■ Goal of the exercise ■
Print the items below line for line, with no pictures in your output.

◆ ◆ ◆

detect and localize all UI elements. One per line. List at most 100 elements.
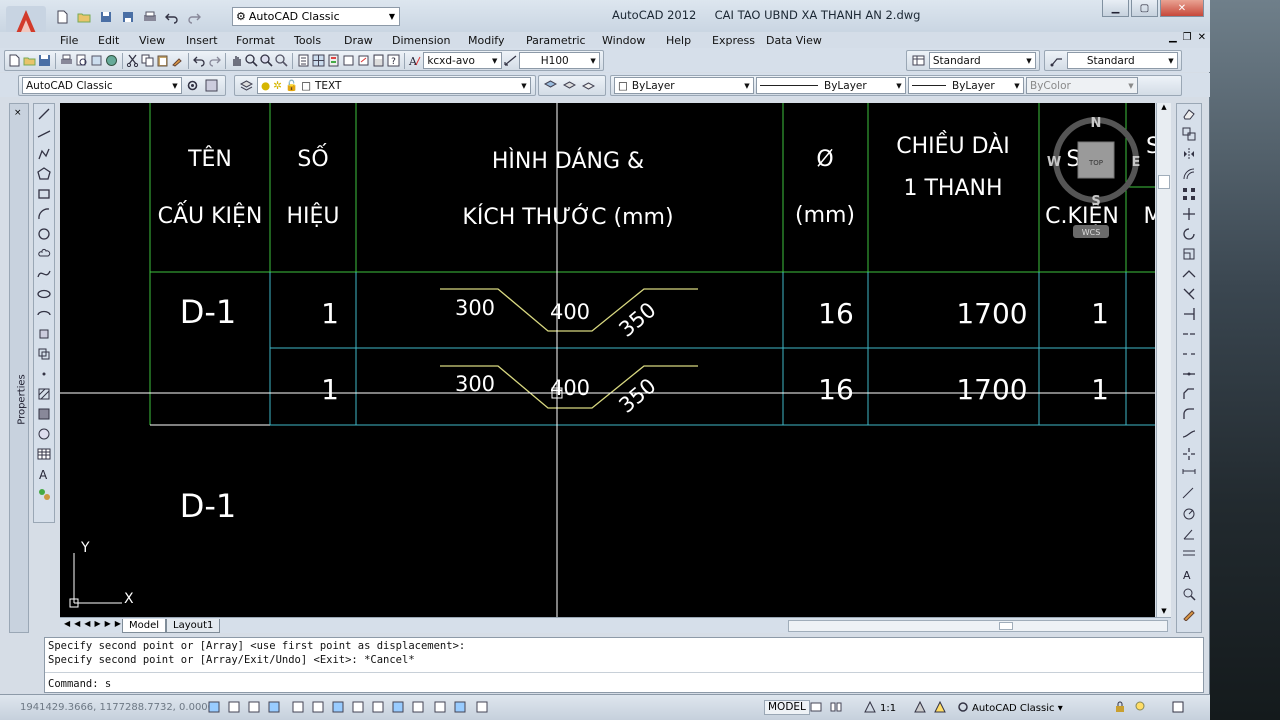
tool-palettes-icon[interactable] <box>327 52 340 69</box>
gradient-icon[interactable] <box>34 404 54 424</box>
workspace-switching-icon[interactable] <box>955 700 970 714</box>
isolate-objects-icon[interactable] <box>1132 700 1147 714</box>
dim-aligned-icon[interactable] <box>1179 484 1199 504</box>
compass-north[interactable]: N <box>1091 116 1102 131</box>
zoom-previous-icon[interactable] <box>275 52 288 69</box>
menu-item-dimension[interactable]: Dimension <box>392 34 450 47</box>
insert-block-icon[interactable] <box>34 324 54 344</box>
transparency-toggle-icon[interactable] <box>432 700 447 714</box>
match-properties-icon[interactable] <box>171 52 184 69</box>
publish-icon[interactable] <box>90 52 103 69</box>
menu-item-draw[interactable]: Draw <box>344 34 373 47</box>
horizontal-scrollbar[interactable] <box>788 620 1168 632</box>
workspace-select[interactable]: ⚙ AutoCAD Classic ▼ <box>232 7 400 26</box>
save-file-icon[interactable] <box>38 52 51 69</box>
markup-icon[interactable] <box>357 52 370 69</box>
selection-cycling-toggle-icon[interactable] <box>474 700 489 714</box>
tab-model[interactable]: Model <box>122 619 167 633</box>
rectangle-icon[interactable] <box>34 184 54 204</box>
menu-item-data-view[interactable]: Data View <box>766 34 822 47</box>
clean-screen-icon[interactable] <box>1170 700 1185 714</box>
annotation-scale-icon[interactable] <box>862 700 877 714</box>
array-icon[interactable] <box>1179 184 1199 204</box>
tab-layout1[interactable]: Layout1 <box>166 619 221 633</box>
undo-toolbar-icon[interactable] <box>193 52 206 69</box>
menu-item-express[interactable]: Express <box>712 34 755 47</box>
dim-angular-icon[interactable] <box>1179 524 1199 544</box>
blend-curves-icon[interactable] <box>1179 424 1199 444</box>
scroll-up-icon[interactable]: ▲ <box>1157 103 1171 113</box>
redo-icon[interactable] <box>184 8 204 26</box>
fillet-icon[interactable] <box>1179 404 1199 424</box>
lineweight-select[interactable]: ByLayer ▼ <box>908 77 1024 94</box>
circle-icon[interactable] <box>34 224 54 244</box>
properties-palette-strip[interactable]: × Properties <box>9 103 29 633</box>
line-icon[interactable] <box>34 104 54 124</box>
region-icon[interactable] <box>34 424 54 444</box>
qnew-icon[interactable] <box>8 52 21 69</box>
stretch-icon[interactable] <box>1179 264 1199 284</box>
rotate-icon[interactable] <box>1179 224 1199 244</box>
sheet-set-icon[interactable] <box>342 52 355 69</box>
add-selected-icon[interactable] <box>34 484 54 504</box>
copy-icon[interactable] <box>141 52 154 69</box>
design-center-icon[interactable] <box>312 52 325 69</box>
trim-icon[interactable] <box>1179 284 1199 304</box>
object-snap-toggle-icon[interactable] <box>310 700 325 714</box>
break-at-point-icon[interactable] <box>1179 324 1199 344</box>
print-icon[interactable] <box>60 52 73 69</box>
close-button[interactable]: ✕ <box>1160 0 1204 17</box>
color-select[interactable]: □ ByLayer ▼ <box>614 77 754 94</box>
show-lineweight-toggle-icon[interactable] <box>410 700 425 714</box>
dim-linear-icon[interactable] <box>1179 464 1199 484</box>
workspace-status[interactable]: AutoCAD Classic ▾ <box>972 703 1063 714</box>
vertical-scrollbar[interactable]: ▲ ▼ <box>1156 103 1171 617</box>
annotation-scale[interactable]: 1:1 <box>880 703 896 714</box>
menu-item-modify[interactable]: Modify <box>468 34 504 47</box>
dwf-icon[interactable] <box>105 52 118 69</box>
open-file-icon[interactable] <box>23 52 36 69</box>
erase-icon[interactable] <box>1179 104 1199 124</box>
edit-text-icon[interactable]: A <box>1179 564 1199 584</box>
revision-cloud-icon[interactable] <box>34 244 54 264</box>
help-icon[interactable]: ? <box>387 52 400 69</box>
text-style-select[interactable]: kcxd-avo ▼ <box>423 52 502 69</box>
undo-icon[interactable] <box>162 8 182 26</box>
chamfer-icon[interactable] <box>1179 384 1199 404</box>
menu-item-parametric[interactable]: Parametric <box>526 34 586 47</box>
multileader-style-icon[interactable] <box>1048 52 1065 69</box>
compass-south[interactable]: S <box>1091 194 1100 209</box>
open-icon[interactable] <box>74 8 94 26</box>
command-line[interactable]: Specify second point or [Array] <use fir… <box>44 637 1204 693</box>
workspace-combo[interactable]: AutoCAD Classic ▼ <box>22 77 182 94</box>
spline-icon[interactable] <box>34 264 54 284</box>
doc-minimize-button[interactable]: ▁ <box>1169 32 1177 43</box>
hatch-icon[interactable] <box>34 384 54 404</box>
drawing-canvas[interactable]: TÊN CẤU KIỆN SỐ HIỆU HÌNH DÁNG & KÍCH TH… <box>60 103 1155 617</box>
model-space-button[interactable]: MODEL <box>764 700 810 715</box>
multileader-style-select[interactable]: Standard ▼ <box>1066 52 1178 69</box>
text-style-icon[interactable]: A <box>408 52 421 69</box>
make-block-icon[interactable] <box>34 344 54 364</box>
ellipse-arc-icon[interactable] <box>34 304 54 324</box>
maximize-button[interactable]: ▢ <box>1131 0 1158 17</box>
edit-pencil-icon[interactable] <box>1179 604 1199 624</box>
menu-item-insert[interactable]: Insert <box>186 34 218 47</box>
grid-display-toggle-icon[interactable] <box>246 700 261 714</box>
layer-previous-icon[interactable] <box>561 77 578 94</box>
scroll-down-icon[interactable]: ▼ <box>1157 607 1171 617</box>
compass-west[interactable]: W <box>1047 155 1061 170</box>
allow-disallow-ucs-toggle-icon[interactable] <box>370 700 385 714</box>
arc-icon[interactable] <box>34 204 54 224</box>
wcs-menu[interactable]: WCS <box>1082 228 1101 237</box>
find-icon[interactable] <box>1179 584 1199 604</box>
ortho-mode-toggle-icon[interactable] <box>266 700 281 714</box>
point-icon[interactable] <box>34 364 54 384</box>
explode-icon[interactable] <box>1179 444 1199 464</box>
menu-item-file[interactable]: File <box>60 34 78 47</box>
quick-view-layouts-icon[interactable] <box>808 700 823 714</box>
scroll-thumb[interactable] <box>999 622 1013 630</box>
quick-dim-icon[interactable] <box>1179 544 1199 564</box>
dimension-style-select[interactable]: H100 ▼ <box>518 52 601 69</box>
menu-item-window[interactable]: Window <box>602 34 645 47</box>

◆ ◆ ◆

■ Reply to the task ■
detect and localize all UI elements. One per line. List at most 100 elements.
tool-palettes-icon[interactable] <box>327 52 340 69</box>
gradient-icon[interactable] <box>34 404 54 424</box>
workspace-switching-icon[interactable] <box>955 700 970 714</box>
isolate-objects-icon[interactable] <box>1132 700 1147 714</box>
dim-aligned-icon[interactable] <box>1179 484 1199 504</box>
compass-north[interactable]: N <box>1091 116 1102 131</box>
zoom-previous-icon[interactable] <box>275 52 288 69</box>
menu-item-dimension[interactable]: Dimension <box>392 34 450 47</box>
insert-block-icon[interactable] <box>34 324 54 344</box>
transparency-toggle-icon[interactable] <box>432 700 447 714</box>
match-properties-icon[interactable] <box>171 52 184 69</box>
publish-icon[interactable] <box>90 52 103 69</box>
menu-item-draw[interactable]: Draw <box>344 34 373 47</box>
horizontal-scrollbar[interactable] <box>788 620 1168 632</box>
workspace-select[interactable]: ⚙ AutoCAD Classic ▼ <box>232 7 400 26</box>
save-file-icon[interactable] <box>38 52 51 69</box>
markup-icon[interactable] <box>357 52 370 69</box>
selection-cycling-toggle-icon[interactable] <box>474 700 489 714</box>
tab-model[interactable]: Model <box>122 619 167 633</box>
rectangle-icon[interactable] <box>34 184 54 204</box>
menu-item-data-view[interactable]: Data View <box>766 34 822 47</box>
clean-screen-icon[interactable] <box>1170 700 1185 714</box>
annotation-scale-icon[interactable] <box>862 700 877 714</box>
array-icon[interactable] <box>1179 184 1199 204</box>
tab-layout1[interactable]: Layout1 <box>166 619 221 633</box>
undo-toolbar-icon[interactable] <box>193 52 206 69</box>
menu-item-express[interactable]: Express <box>712 34 755 47</box>
dim-angular-icon[interactable] <box>1179 524 1199 544</box>
blend-curves-icon[interactable] <box>1179 424 1199 444</box>
scroll-up-icon[interactable]: ▲ <box>1157 103 1171 113</box>
redo-icon[interactable] <box>184 8 204 26</box>
fillet-icon[interactable] <box>1179 404 1199 424</box>
lineweight-select[interactable]: ByLayer ▼ <box>908 77 1024 94</box>
circle-icon[interactable] <box>34 224 54 244</box>
properties-palette-strip[interactable]: × Properties <box>9 103 29 633</box>
line-icon[interactable] <box>34 104 54 124</box>
region-icon[interactable] <box>34 424 54 444</box>
qnew-icon[interactable] <box>8 52 21 69</box>
stretch-icon[interactable] <box>1179 264 1199 284</box>
rotate-icon[interactable] <box>1179 224 1199 244</box>
sheet-set-icon[interactable] <box>342 52 355 69</box>
add-selected-icon[interactable] <box>34 484 54 504</box>
copy-icon[interactable] <box>141 52 154 69</box>
design-center-icon[interactable] <box>312 52 325 69</box>
trim-icon[interactable] <box>1179 284 1199 304</box>
object-snap-toggle-icon[interactable] <box>310 700 325 714</box>
break-at-point-icon[interactable] <box>1179 324 1199 344</box>
print-icon[interactable] <box>60 52 73 69</box>
close-button[interactable]: ✕ <box>1160 0 1204 17</box>
color-select[interactable]: □ ByLayer ▼ <box>614 77 754 94</box>
show-lineweight-toggle-icon[interactable] <box>410 700 425 714</box>
dim-linear-icon[interactable] <box>1179 464 1199 484</box>
workspace-status[interactable]: AutoCAD Classic ▾ <box>972 703 1063 714</box>
vertical-scrollbar[interactable]: ▲ ▼ <box>1156 103 1171 617</box>
annotation-scale[interactable]: 1:1 <box>880 703 896 714</box>
menu-item-modify[interactable]: Modify <box>468 34 504 47</box>
dwf-icon[interactable] <box>105 52 118 69</box>
open-file-icon[interactable] <box>23 52 36 69</box>
erase-icon[interactable] <box>1179 104 1199 124</box>
edit-text-icon[interactable]: A <box>1179 564 1199 584</box>
revision-cloud-icon[interactable] <box>34 244 54 264</box>
help-icon[interactable]: ? <box>387 52 400 69</box>
text-style-select[interactable]: kcxd-avo ▼ <box>423 52 502 69</box>
undo-icon[interactable] <box>162 8 182 26</box>
chamfer-icon[interactable] <box>1179 384 1199 404</box>
menu-item-parametric[interactable]: Parametric <box>526 34 586 47</box>
multileader-style-icon[interactable] <box>1048 52 1065 69</box>
compass-south[interactable]: S <box>1091 194 1100 209</box>
open-icon[interactable] <box>74 8 94 26</box>
command-line[interactable]: Specify second point or [Array] <use fir… <box>44 637 1204 693</box>
workspace-combo[interactable]: AutoCAD Classic ▼ <box>22 77 182 94</box>
spline-icon[interactable] <box>34 264 54 284</box>
doc-minimize-button[interactable]: ▁ <box>1169 32 1177 43</box>
hatch-icon[interactable] <box>34 384 54 404</box>
drawing-canvas[interactable]: TÊN CẤU KIỆN SỐ HIỆU HÌNH DÁNG & KÍCH TH… <box>60 103 1155 617</box>
model-space-button[interactable]: MODEL <box>764 700 810 715</box>
multileader-style-select[interactable]: Standard ▼ <box>1066 52 1178 69</box>
text-style-icon[interactable]: A <box>408 52 421 69</box>
make-block-icon[interactable] <box>34 344 54 364</box>
ellipse-arc-icon[interactable] <box>34 304 54 324</box>
maximize-button[interactable]: ▢ <box>1131 0 1158 17</box>
edit-pencil-icon[interactable] <box>1179 604 1199 624</box>
menu-item-insert[interactable]: Insert <box>186 34 218 47</box>
grid-display-toggle-icon[interactable] <box>246 700 261 714</box>
layer-previous-icon[interactable] <box>561 77 578 94</box>
scroll-down-icon[interactable]: ▼ <box>1157 607 1171 617</box>
compass-west[interactable]: W <box>1047 155 1061 170</box>
allow-disallow-ucs-toggle-icon[interactable] <box>370 700 385 714</box>
arc-icon[interactable] <box>34 204 54 224</box>
wcs-menu[interactable]: WCS <box>1082 228 1101 237</box>
find-icon[interactable] <box>1179 584 1199 604</box>
ortho-mode-toggle-icon[interactable] <box>266 700 281 714</box>
point-icon[interactable] <box>34 364 54 384</box>
explode-icon[interactable] <box>1179 444 1199 464</box>
menu-item-file[interactable]: File <box>60 34 78 47</box>
quick-view-layouts-icon[interactable] <box>808 700 823 714</box>
scroll-thumb[interactable] <box>999 622 1013 630</box>
quick-dim-icon[interactable] <box>1179 544 1199 564</box>
dimension-style-select[interactable]: H100 ▼ <box>518 52 601 69</box>
menu-item-window[interactable]: Window <box>602 34 645 47</box>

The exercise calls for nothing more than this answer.